== WRITTEN INSTRUCTION ==
List all the lines in these records that hold "степи".

## begin

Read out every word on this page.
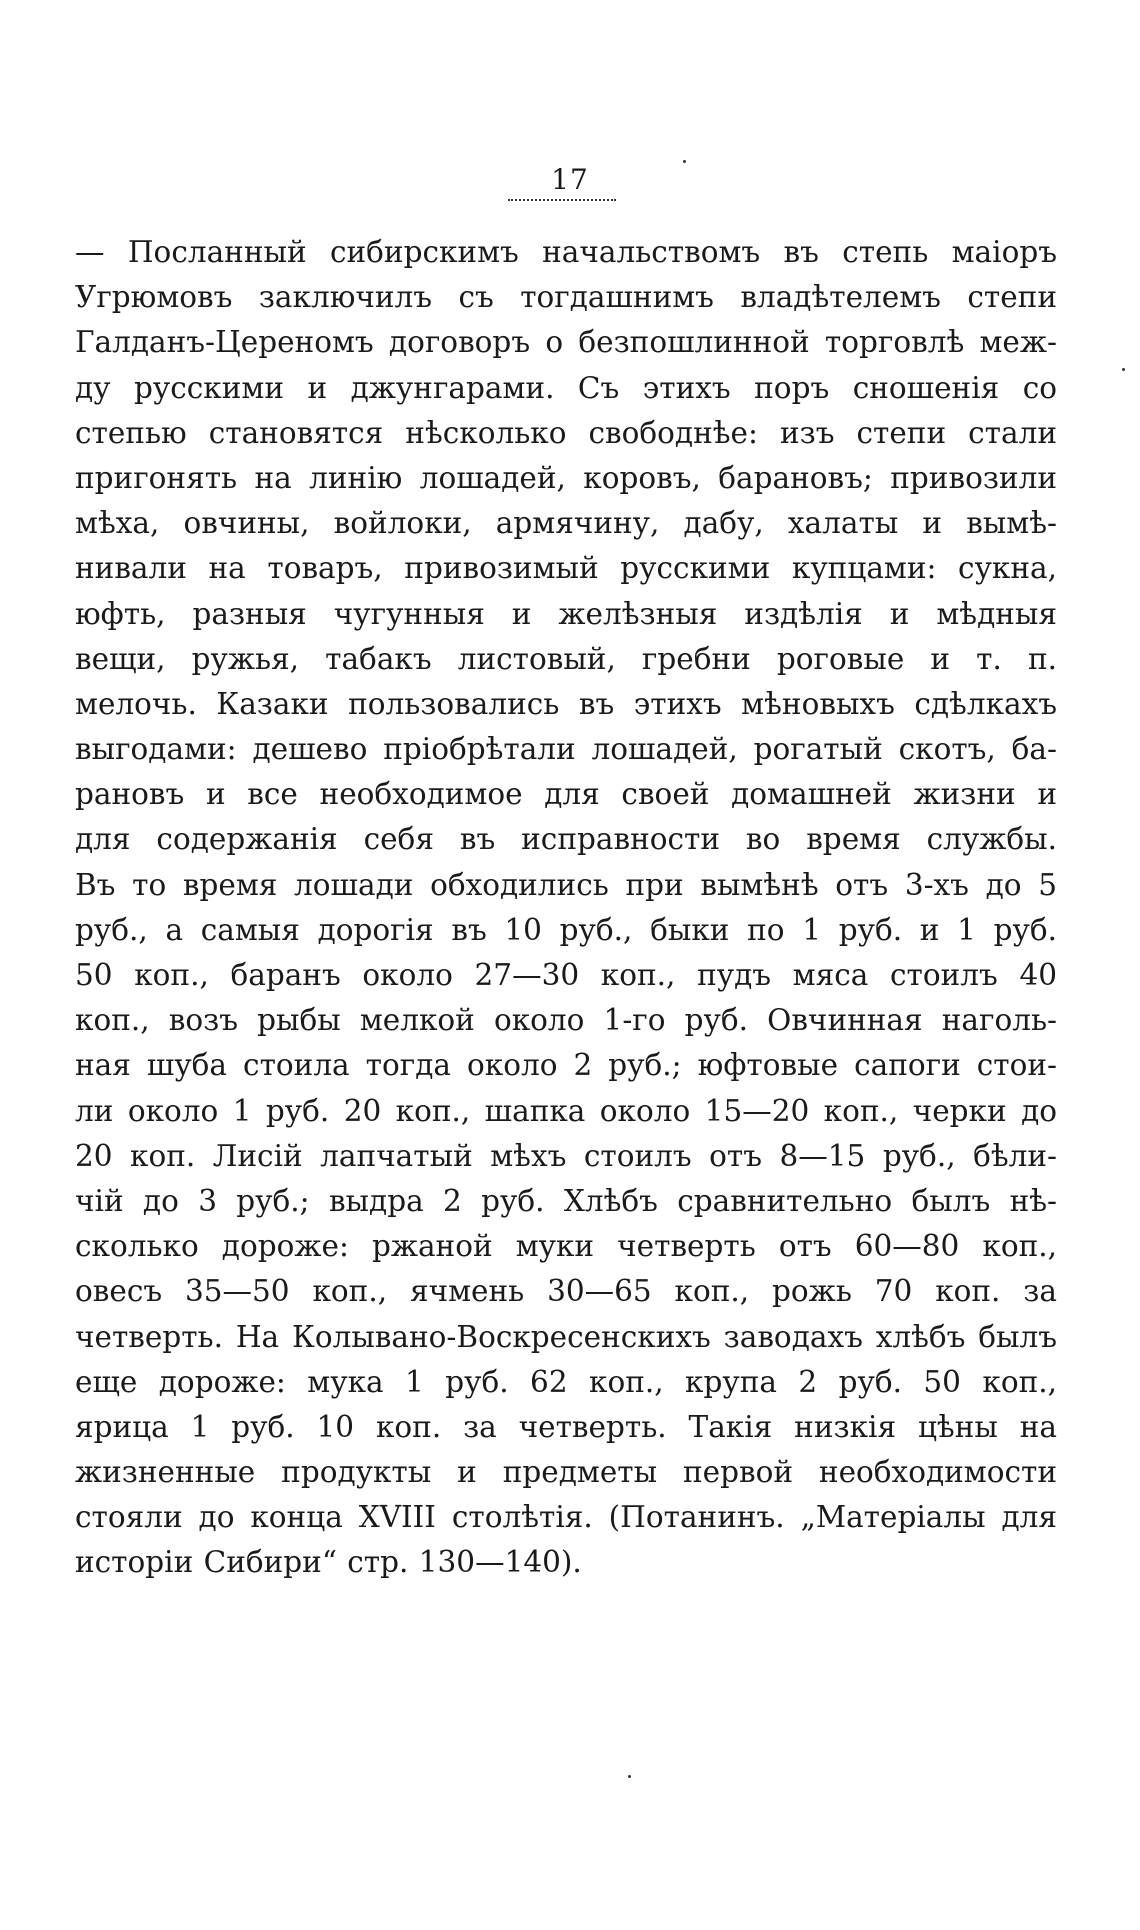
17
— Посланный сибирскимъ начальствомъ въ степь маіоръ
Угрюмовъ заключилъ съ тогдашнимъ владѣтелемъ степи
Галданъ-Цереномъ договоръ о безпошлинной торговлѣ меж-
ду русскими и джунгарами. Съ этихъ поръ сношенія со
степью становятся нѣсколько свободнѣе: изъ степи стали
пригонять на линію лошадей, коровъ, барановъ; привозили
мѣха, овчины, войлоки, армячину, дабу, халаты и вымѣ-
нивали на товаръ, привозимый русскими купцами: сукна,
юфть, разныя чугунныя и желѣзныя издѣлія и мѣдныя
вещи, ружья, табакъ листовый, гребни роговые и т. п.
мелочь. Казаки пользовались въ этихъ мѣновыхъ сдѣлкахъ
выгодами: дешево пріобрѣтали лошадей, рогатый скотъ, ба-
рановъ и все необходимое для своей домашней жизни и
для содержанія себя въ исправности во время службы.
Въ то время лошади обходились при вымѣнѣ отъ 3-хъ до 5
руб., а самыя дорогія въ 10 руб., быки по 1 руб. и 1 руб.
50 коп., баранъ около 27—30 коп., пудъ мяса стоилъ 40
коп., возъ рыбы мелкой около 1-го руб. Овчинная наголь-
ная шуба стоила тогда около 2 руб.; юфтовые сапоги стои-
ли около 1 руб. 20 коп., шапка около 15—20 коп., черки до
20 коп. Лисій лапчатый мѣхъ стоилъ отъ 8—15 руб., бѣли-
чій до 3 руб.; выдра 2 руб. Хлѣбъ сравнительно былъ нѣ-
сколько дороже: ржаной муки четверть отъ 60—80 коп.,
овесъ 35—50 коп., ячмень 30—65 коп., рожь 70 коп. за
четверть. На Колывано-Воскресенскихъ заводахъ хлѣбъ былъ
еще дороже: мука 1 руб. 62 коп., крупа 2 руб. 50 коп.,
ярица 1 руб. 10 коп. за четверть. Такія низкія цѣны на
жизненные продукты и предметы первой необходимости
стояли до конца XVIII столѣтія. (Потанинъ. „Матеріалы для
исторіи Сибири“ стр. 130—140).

## end
## begin

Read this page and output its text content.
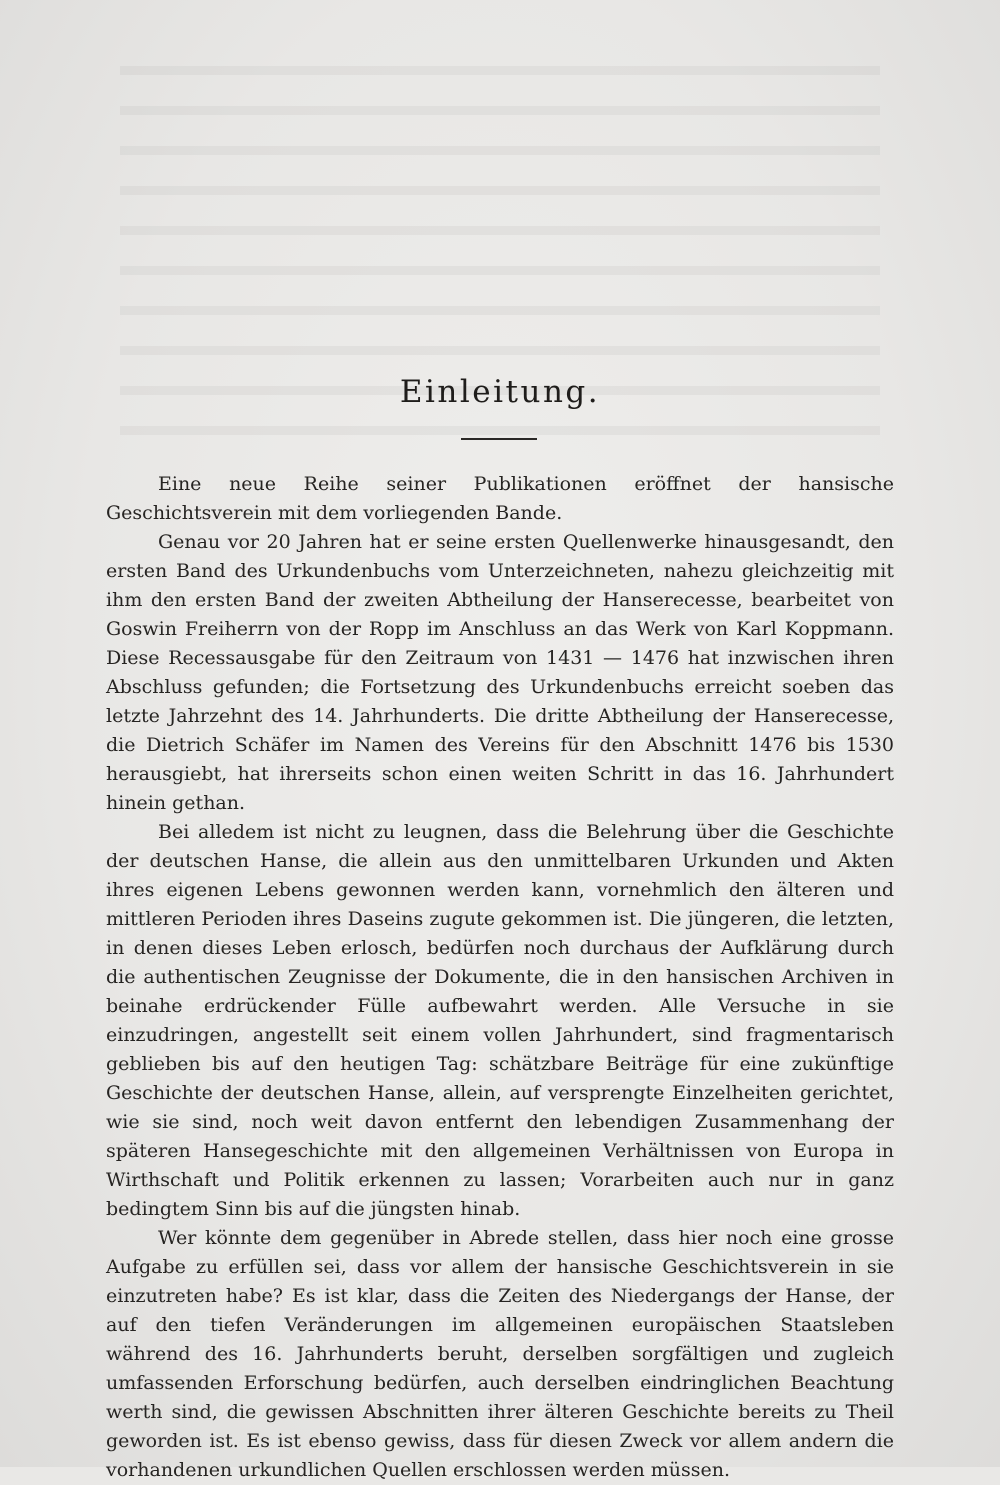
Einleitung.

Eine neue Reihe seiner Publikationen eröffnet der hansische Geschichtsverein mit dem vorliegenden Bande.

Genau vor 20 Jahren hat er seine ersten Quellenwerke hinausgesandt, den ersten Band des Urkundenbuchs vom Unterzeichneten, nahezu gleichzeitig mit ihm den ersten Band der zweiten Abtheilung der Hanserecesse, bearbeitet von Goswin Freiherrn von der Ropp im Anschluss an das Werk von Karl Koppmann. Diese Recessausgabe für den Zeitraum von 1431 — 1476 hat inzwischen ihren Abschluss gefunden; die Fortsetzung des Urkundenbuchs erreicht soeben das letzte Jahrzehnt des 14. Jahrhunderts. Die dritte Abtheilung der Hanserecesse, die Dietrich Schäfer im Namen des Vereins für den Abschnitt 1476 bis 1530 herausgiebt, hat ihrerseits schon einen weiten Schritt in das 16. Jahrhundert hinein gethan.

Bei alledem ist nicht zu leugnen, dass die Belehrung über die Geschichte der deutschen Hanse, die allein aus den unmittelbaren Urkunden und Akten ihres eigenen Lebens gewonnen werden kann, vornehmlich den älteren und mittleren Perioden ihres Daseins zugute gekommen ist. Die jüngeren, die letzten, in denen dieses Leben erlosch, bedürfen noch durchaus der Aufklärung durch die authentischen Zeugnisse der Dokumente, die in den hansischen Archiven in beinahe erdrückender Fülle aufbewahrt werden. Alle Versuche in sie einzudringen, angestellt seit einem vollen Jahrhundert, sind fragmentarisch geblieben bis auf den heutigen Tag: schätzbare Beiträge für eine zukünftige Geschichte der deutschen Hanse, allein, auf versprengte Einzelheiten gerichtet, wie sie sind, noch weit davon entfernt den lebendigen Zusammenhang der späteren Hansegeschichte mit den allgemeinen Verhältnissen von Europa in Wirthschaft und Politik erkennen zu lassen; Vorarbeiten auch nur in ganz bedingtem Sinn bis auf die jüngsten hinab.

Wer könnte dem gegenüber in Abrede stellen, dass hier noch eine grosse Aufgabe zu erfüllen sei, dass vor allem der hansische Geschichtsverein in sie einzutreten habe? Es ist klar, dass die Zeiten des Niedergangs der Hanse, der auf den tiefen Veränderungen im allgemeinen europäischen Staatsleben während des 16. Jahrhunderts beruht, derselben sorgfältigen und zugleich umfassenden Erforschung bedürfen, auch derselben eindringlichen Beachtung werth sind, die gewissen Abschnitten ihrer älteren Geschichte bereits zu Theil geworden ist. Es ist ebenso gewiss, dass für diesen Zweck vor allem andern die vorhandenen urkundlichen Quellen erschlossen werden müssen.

## end

== ANSWER BELOW ==
Угрюмовъ заключилъ съ тогдашнимъ владѣтелемъ степи
степью становятся нѣсколько свободнѣе: изъ степи стали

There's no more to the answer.